> [Problem]
Search the entries for the word "interest" and pull out each line that has it.

> [Record list]
--------------------------------------------------

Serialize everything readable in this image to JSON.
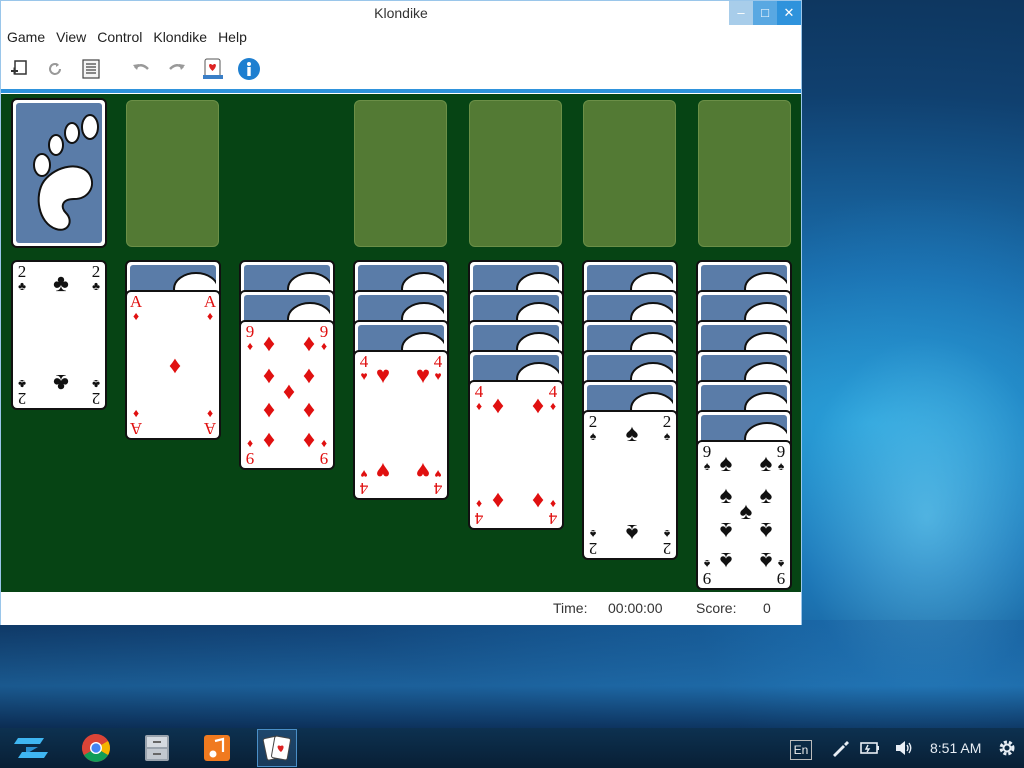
{
  "window": {
    "title": "Klondike",
    "controls": {
      "minimize": "–",
      "maximize": "□",
      "close": "✕"
    }
  },
  "menu": [
    "Game",
    "View",
    "Control",
    "Klondike",
    "Help"
  ],
  "toolbar": {
    "icons": [
      "new-game-icon",
      "restart-icon",
      "statistics-icon",
      "undo-icon",
      "redo-icon",
      "hint-icon",
      "about-icon"
    ]
  },
  "status": {
    "time_label": "Time:",
    "time_value": "00:00:00",
    "score_label": "Score:",
    "score_value": "0"
  },
  "colors": {
    "felt": "#064414",
    "empty_slot": "#537a34",
    "card_back": "#5a7ca8",
    "accent": "#2f93dc",
    "red_suit": "#e01010"
  },
  "tableau": [
    {
      "face_down": 0,
      "top": {
        "rank": "2",
        "suit": "♣",
        "color": "black"
      }
    },
    {
      "face_down": 1,
      "top": {
        "rank": "A",
        "suit": "♦",
        "color": "red"
      }
    },
    {
      "face_down": 2,
      "top": {
        "rank": "9",
        "suit": "♦",
        "color": "red"
      }
    },
    {
      "face_down": 3,
      "top": {
        "rank": "4",
        "suit": "♥",
        "color": "red"
      }
    },
    {
      "face_down": 4,
      "top": {
        "rank": "4",
        "suit": "♦",
        "color": "red"
      }
    },
    {
      "face_down": 5,
      "top": {
        "rank": "2",
        "suit": "♠",
        "color": "black"
      }
    },
    {
      "face_down": 6,
      "top": {
        "rank": "9",
        "suit": "♠",
        "color": "black"
      }
    }
  ],
  "taskbar": {
    "apps": [
      "chrome-icon",
      "file-manager-icon",
      "music-player-icon",
      "solitaire-icon"
    ],
    "language": "En",
    "clock": "8:51 AM"
  }
}
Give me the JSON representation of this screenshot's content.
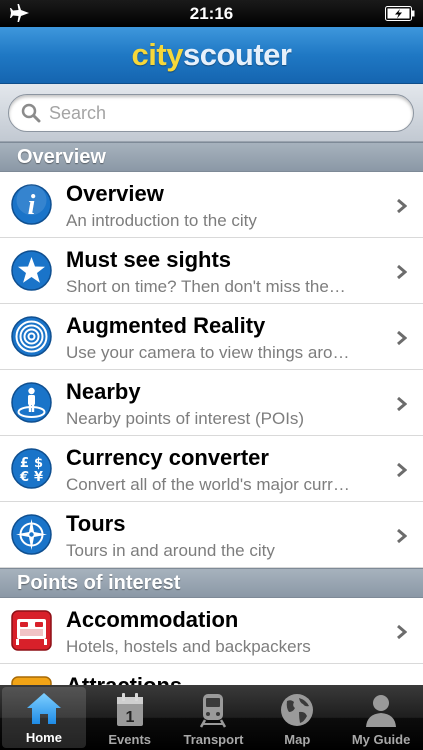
{
  "status_bar": {
    "time": "21:16"
  },
  "app": {
    "logo_part1": "city",
    "logo_part2": "scouter"
  },
  "search": {
    "placeholder": "Search"
  },
  "sections": [
    {
      "header": "Overview",
      "items": [
        {
          "title": "Overview",
          "subtitle": "An introduction to the city",
          "icon": "info-icon"
        },
        {
          "title": "Must see sights",
          "subtitle": "Short on time? Then don't miss the…",
          "icon": "star-icon"
        },
        {
          "title": "Augmented Reality",
          "subtitle": "Use your camera to view things aro…",
          "icon": "target-rings-icon"
        },
        {
          "title": "Nearby",
          "subtitle": "Nearby points of interest (POIs)",
          "icon": "person-nearby-icon"
        },
        {
          "title": "Currency converter",
          "subtitle": "Convert all of the world's major curr…",
          "icon": "currency-icon"
        },
        {
          "title": "Tours",
          "subtitle": "Tours in and around the city",
          "icon": "compass-icon"
        }
      ]
    },
    {
      "header": "Points of interest",
      "items": [
        {
          "title": "Accommodation",
          "subtitle": "Hotels, hostels and backpackers",
          "icon": "bed-icon"
        },
        {
          "title": "Attractions",
          "subtitle": "",
          "icon": "attractions-icon"
        }
      ]
    }
  ],
  "tabs": [
    {
      "label": "Home",
      "icon": "home-icon",
      "active": true
    },
    {
      "label": "Events",
      "icon": "calendar-icon",
      "active": false
    },
    {
      "label": "Transport",
      "icon": "train-icon",
      "active": false
    },
    {
      "label": "Map",
      "icon": "globe-icon",
      "active": false
    },
    {
      "label": "My Guide",
      "icon": "person-icon",
      "active": false
    }
  ],
  "colors": {
    "nav_blue": "#1f78c4",
    "logo_yellow": "#f6d83a",
    "icon_blue": "#1a74c9",
    "accommodation_red": "#d8202a"
  }
}
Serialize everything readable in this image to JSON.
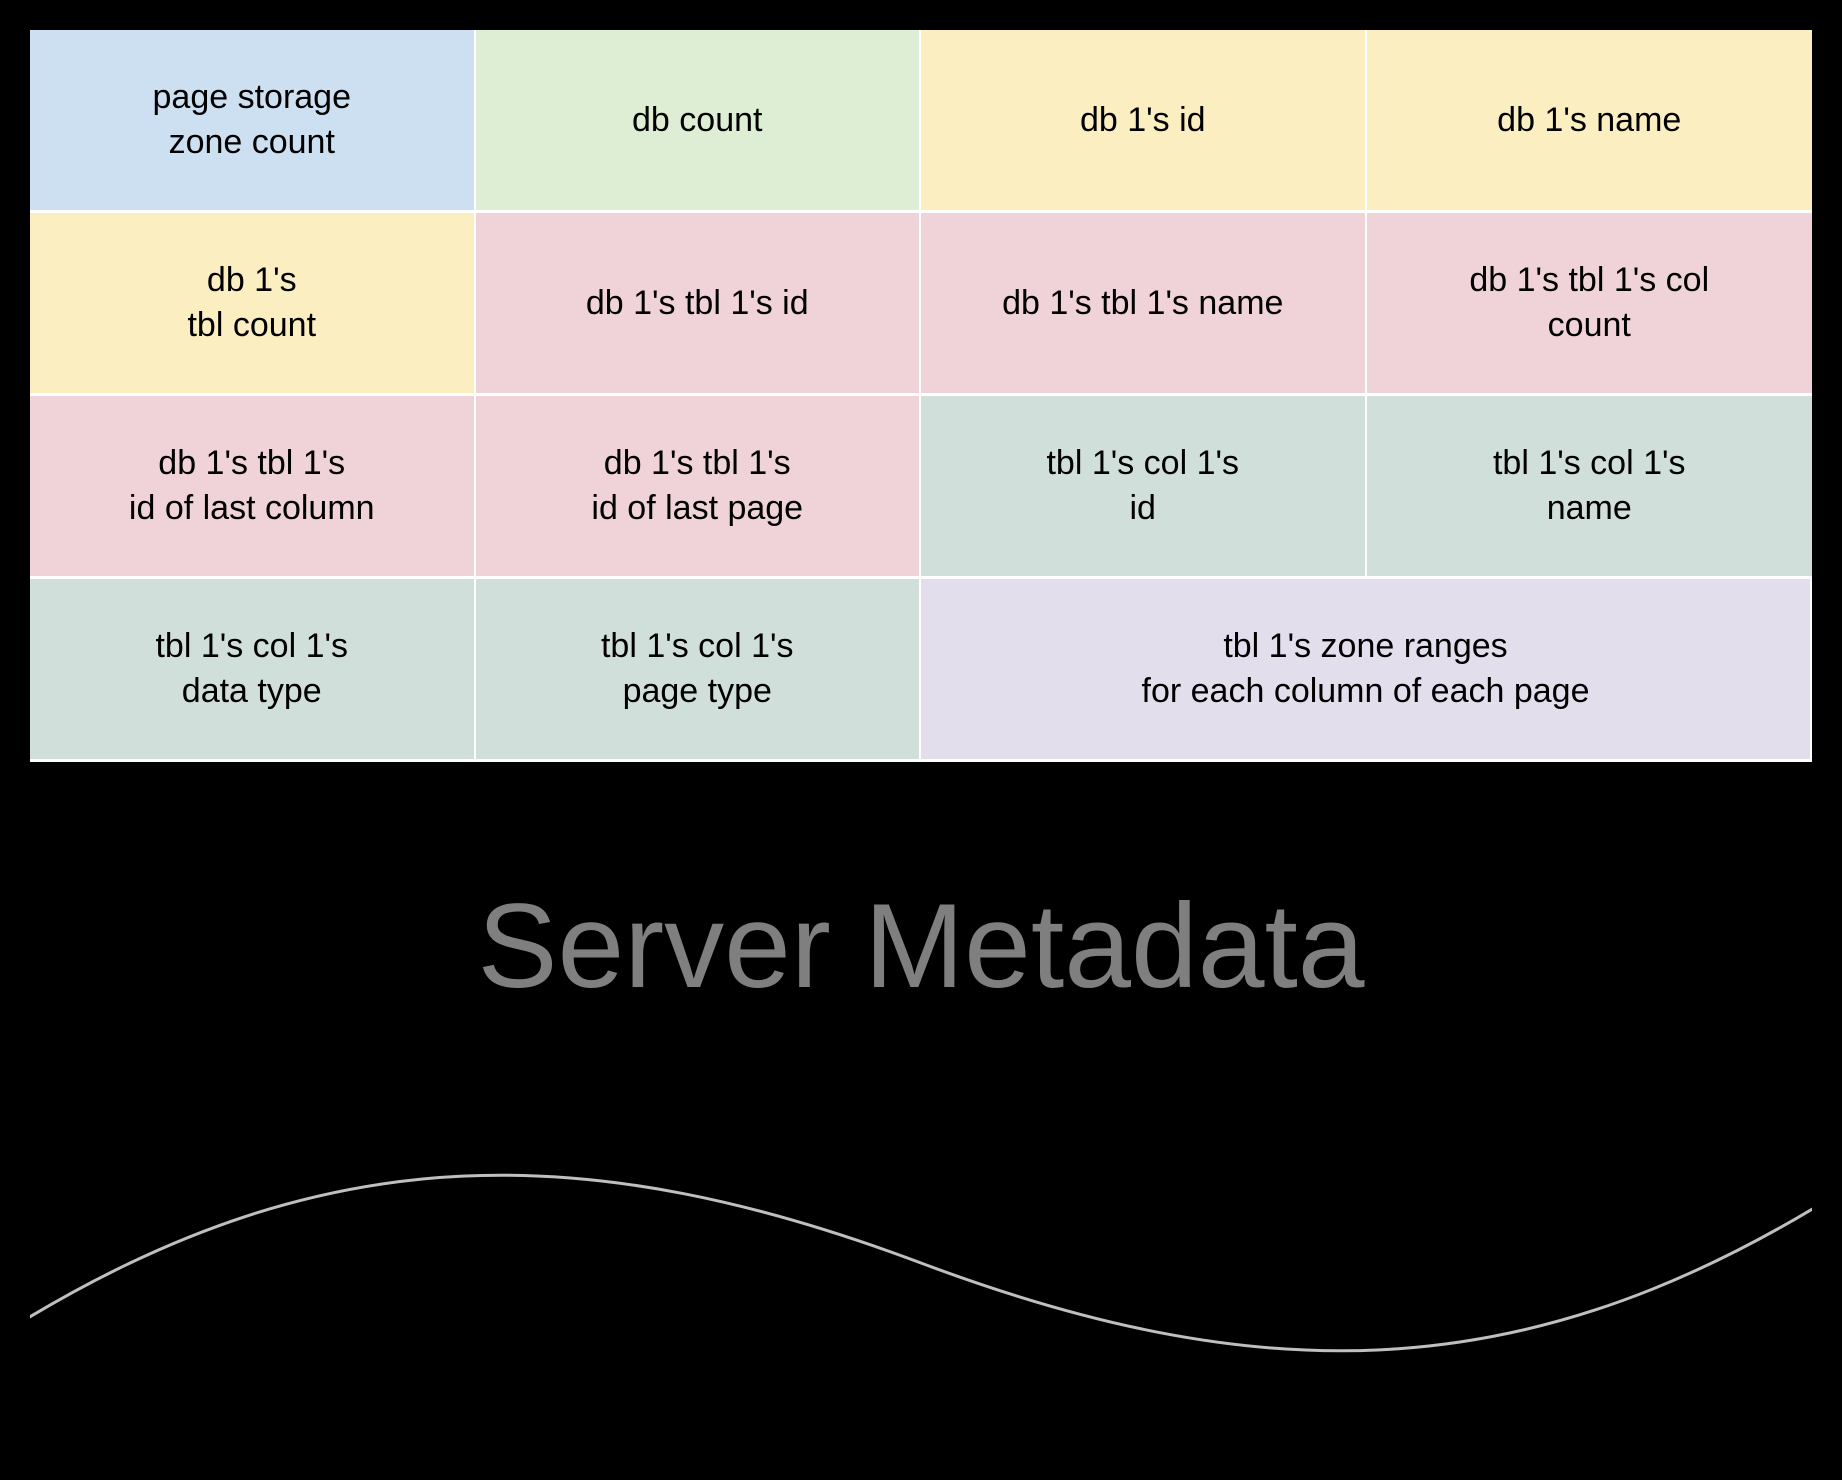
{
  "colors": {
    "blue": "#CDE0F2",
    "green": "#DEEED4",
    "yellow": "#FBEEC1",
    "pink": "#EFD3D8",
    "teal": "#D1DFDB",
    "lavender": "#E2DEEB"
  },
  "footer": {
    "title": "Server Metadata"
  },
  "grid": {
    "rows": [
      [
        {
          "text": "page storage\nzone count",
          "color": "blue"
        },
        {
          "text": "db count",
          "color": "green"
        },
        {
          "text": "db 1's id",
          "color": "yellow"
        },
        {
          "text": "db 1's name",
          "color": "yellow"
        }
      ],
      [
        {
          "text": "db 1's\ntbl count",
          "color": "yellow"
        },
        {
          "text": "db 1's tbl 1's id",
          "color": "pink"
        },
        {
          "text": "db 1's  tbl 1's name",
          "color": "pink"
        },
        {
          "text": "db 1's tbl 1's col\ncount",
          "color": "pink"
        }
      ],
      [
        {
          "text": "db 1's tbl 1's\nid of last column",
          "color": "pink"
        },
        {
          "text": "db 1's tbl 1's\nid of last page",
          "color": "pink"
        },
        {
          "text": "tbl 1's col 1's\nid",
          "color": "teal"
        },
        {
          "text": "tbl 1's col 1's\nname",
          "color": "teal"
        }
      ],
      [
        {
          "text": "tbl 1's col 1's\ndata type",
          "color": "teal"
        },
        {
          "text": "tbl 1's col 1's\npage type",
          "color": "teal"
        },
        {
          "text": "tbl 1's zone ranges\nfor each column of each page",
          "color": "lavender",
          "span": 2
        }
      ]
    ]
  }
}
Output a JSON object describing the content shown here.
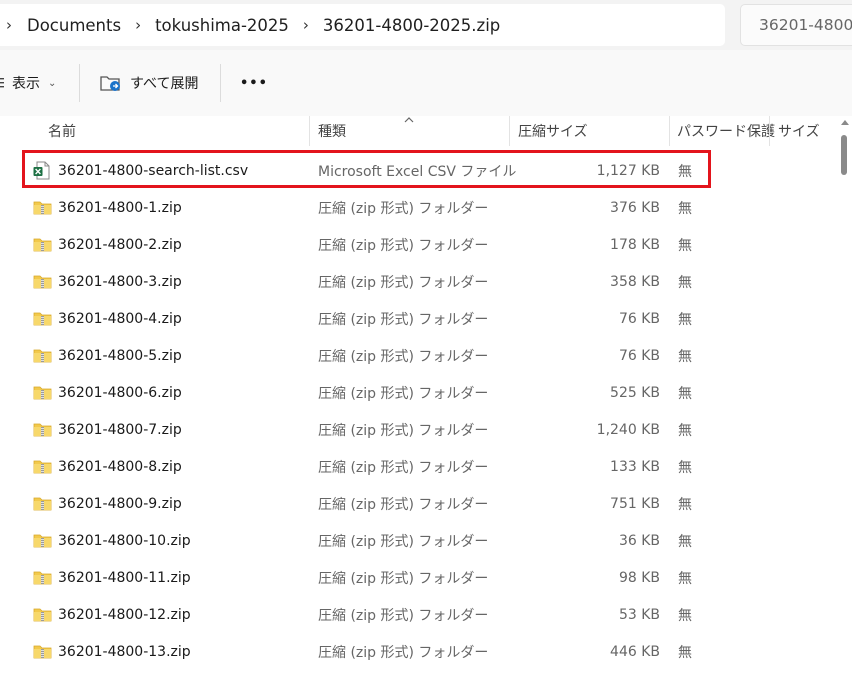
{
  "address": {
    "crumbs": [
      "Documents",
      "tokushima-2025",
      "36201-4800-2025.zip"
    ],
    "search_placeholder": "36201-4800"
  },
  "toolbar": {
    "view_label": "表示",
    "expand_all_label": "すべて展開",
    "more_label": "•••"
  },
  "columns": {
    "name": "名前",
    "type": "種類",
    "compressed_size": "圧縮サイズ",
    "password": "パスワード保護",
    "size": "サイズ"
  },
  "files": [
    {
      "name": "36201-4800-search-list.csv",
      "type": "Microsoft Excel CSV ファイル",
      "size": "1,127 KB",
      "password": "無",
      "icon": "excel-csv-icon"
    },
    {
      "name": "36201-4800-1.zip",
      "type": "圧縮 (zip 形式) フォルダー",
      "size": "376 KB",
      "password": "無",
      "icon": "zip-folder-icon"
    },
    {
      "name": "36201-4800-2.zip",
      "type": "圧縮 (zip 形式) フォルダー",
      "size": "178 KB",
      "password": "無",
      "icon": "zip-folder-icon"
    },
    {
      "name": "36201-4800-3.zip",
      "type": "圧縮 (zip 形式) フォルダー",
      "size": "358 KB",
      "password": "無",
      "icon": "zip-folder-icon"
    },
    {
      "name": "36201-4800-4.zip",
      "type": "圧縮 (zip 形式) フォルダー",
      "size": "76 KB",
      "password": "無",
      "icon": "zip-folder-icon"
    },
    {
      "name": "36201-4800-5.zip",
      "type": "圧縮 (zip 形式) フォルダー",
      "size": "76 KB",
      "password": "無",
      "icon": "zip-folder-icon"
    },
    {
      "name": "36201-4800-6.zip",
      "type": "圧縮 (zip 形式) フォルダー",
      "size": "525 KB",
      "password": "無",
      "icon": "zip-folder-icon"
    },
    {
      "name": "36201-4800-7.zip",
      "type": "圧縮 (zip 形式) フォルダー",
      "size": "1,240 KB",
      "password": "無",
      "icon": "zip-folder-icon"
    },
    {
      "name": "36201-4800-8.zip",
      "type": "圧縮 (zip 形式) フォルダー",
      "size": "133 KB",
      "password": "無",
      "icon": "zip-folder-icon"
    },
    {
      "name": "36201-4800-9.zip",
      "type": "圧縮 (zip 形式) フォルダー",
      "size": "751 KB",
      "password": "無",
      "icon": "zip-folder-icon"
    },
    {
      "name": "36201-4800-10.zip",
      "type": "圧縮 (zip 形式) フォルダー",
      "size": "36 KB",
      "password": "無",
      "icon": "zip-folder-icon"
    },
    {
      "name": "36201-4800-11.zip",
      "type": "圧縮 (zip 形式) フォルダー",
      "size": "98 KB",
      "password": "無",
      "icon": "zip-folder-icon"
    },
    {
      "name": "36201-4800-12.zip",
      "type": "圧縮 (zip 形式) フォルダー",
      "size": "53 KB",
      "password": "無",
      "icon": "zip-folder-icon"
    },
    {
      "name": "36201-4800-13.zip",
      "type": "圧縮 (zip 形式) フォルダー",
      "size": "446 KB",
      "password": "無",
      "icon": "zip-folder-icon"
    }
  ],
  "colors": {
    "highlight": "#e3141c",
    "folder_yellow": "#f2c94c",
    "excel_green": "#1e7145"
  }
}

--------------------------------------------------

> [Solution to this task]
          "subtitle": "Nearby points of interest (POIs)",
      "header": "Points of interest",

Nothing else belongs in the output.